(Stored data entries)
========

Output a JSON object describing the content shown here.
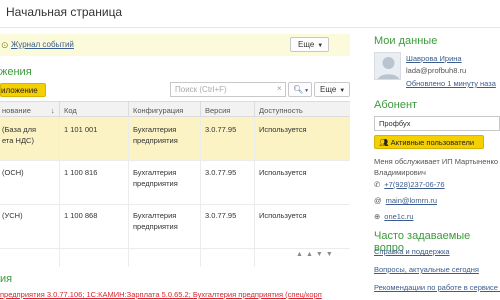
{
  "page": {
    "title": "Начальная страница"
  },
  "toolbar": {
    "events_link": "Журнал событий",
    "more_label": "Еще"
  },
  "apps_section": {
    "heading": "жения",
    "add_button": "иложение",
    "search_placeholder": "Поиск (Ctrl+F)",
    "search_clear": "×",
    "search_button_icon": "magnifier-icon",
    "more_label": "Еще",
    "columns": [
      "нование",
      "Код",
      "Конфигурация",
      "Версия",
      "Доступность"
    ],
    "rows": [
      {
        "name_line1": "(База для",
        "name_line2": "ета НДС)",
        "code": "1 101 001",
        "config_line1": "Бухгалтерия",
        "config_line2": "предприятия",
        "version": "3.0.77.95",
        "availability": "Используется",
        "selected": true
      },
      {
        "name_line1": "(ОСН)",
        "name_line2": "",
        "code": "1 100 816",
        "config_line1": "Бухгалтерия",
        "config_line2": "предприятия",
        "version": "3.0.77.95",
        "availability": "Используется",
        "selected": false
      },
      {
        "name_line1": "(УСН)",
        "name_line2": "",
        "code": "1 100 868",
        "config_line1": "Бухгалтерия",
        "config_line2": "предприятия",
        "version": "3.0.77.95",
        "availability": "Используется",
        "selected": false
      }
    ]
  },
  "updates_section": {
    "heading": "ия",
    "links_text": "предприятия 3.0.77.106; 1С:КАМИН:Зарплата 5.0.65.2; Бухгалтерия предприятия (спец/корп"
  },
  "my_data": {
    "heading": "Мои данные",
    "name": "Шаврова Ирина",
    "email": "lada@profbuh8.ru",
    "updated": "Обновлено 1 минуту наза"
  },
  "subscriber": {
    "heading": "Абонент",
    "value": "Профбух",
    "active_users_button": "Активные пользователи",
    "served_by": "Меня обслуживает ИП Мартыненко Владимирович",
    "phone": "+7(928)237-06-76",
    "email": "main@lomrn.ru",
    "site": "one1c.ru"
  },
  "faq": {
    "heading": "Часто задаваемые вопро",
    "links": [
      "Справка и поддержка",
      "Вопросы, актуальные сегодня",
      "Рекомендации по работе в сервисе ф"
    ]
  }
}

========

What to work on: Pictures are excluded; copy every other part of the records exactly.

Full response:
Output a JSON object describing the content shown here.
{
  "page": {
    "title": "Начальная страница"
  },
  "toolbar": {
    "events_link": "Журнал событий",
    "more_label": "Еще"
  },
  "apps_section": {
    "heading": "жения",
    "add_button": "иложение",
    "search_placeholder": "Поиск (Ctrl+F)",
    "search_clear": "×",
    "search_button_icon": "magnifier-icon",
    "more_label": "Еще",
    "columns": [
      "нование",
      "Код",
      "Конфигурация",
      "Версия",
      "Доступность"
    ],
    "rows": [
      {
        "name_line1": "(База для",
        "name_line2": "ета НДС)",
        "code": "1 101 001",
        "config_line1": "Бухгалтерия",
        "config_line2": "предприятия",
        "version": "3.0.77.95",
        "availability": "Используется",
        "selected": true
      },
      {
        "name_line1": "(ОСН)",
        "name_line2": "",
        "code": "1 100 816",
        "config_line1": "Бухгалтерия",
        "config_line2": "предприятия",
        "version": "3.0.77.95",
        "availability": "Используется",
        "selected": false
      },
      {
        "name_line1": "(УСН)",
        "name_line2": "",
        "code": "1 100 868",
        "config_line1": "Бухгалтерия",
        "config_line2": "предприятия",
        "version": "3.0.77.95",
        "availability": "Используется",
        "selected": false
      }
    ]
  },
  "updates_section": {
    "heading": "ия",
    "links_text": "предприятия 3.0.77.106; 1С:КАМИН:Зарплата 5.0.65.2; Бухгалтерия предприятия (спец/корп"
  },
  "my_data": {
    "heading": "Мои данные",
    "name": "Шаврова Ирина",
    "email": "lada@profbuh8.ru",
    "updated": "Обновлено 1 минуту наза"
  },
  "subscriber": {
    "heading": "Абонент",
    "value": "Профбух",
    "active_users_button": "Активные пользователи",
    "served_by": "Меня обслуживает ИП Мартыненко Владимирович",
    "phone": "+7(928)237-06-76",
    "email": "main@lomrn.ru",
    "site": "one1c.ru"
  },
  "faq": {
    "heading": "Часто задаваемые вопро",
    "links": [
      "Справка и поддержка",
      "Вопросы, актуальные сегодня",
      "Рекомендации по работе в сервисе ф"
    ]
  }
}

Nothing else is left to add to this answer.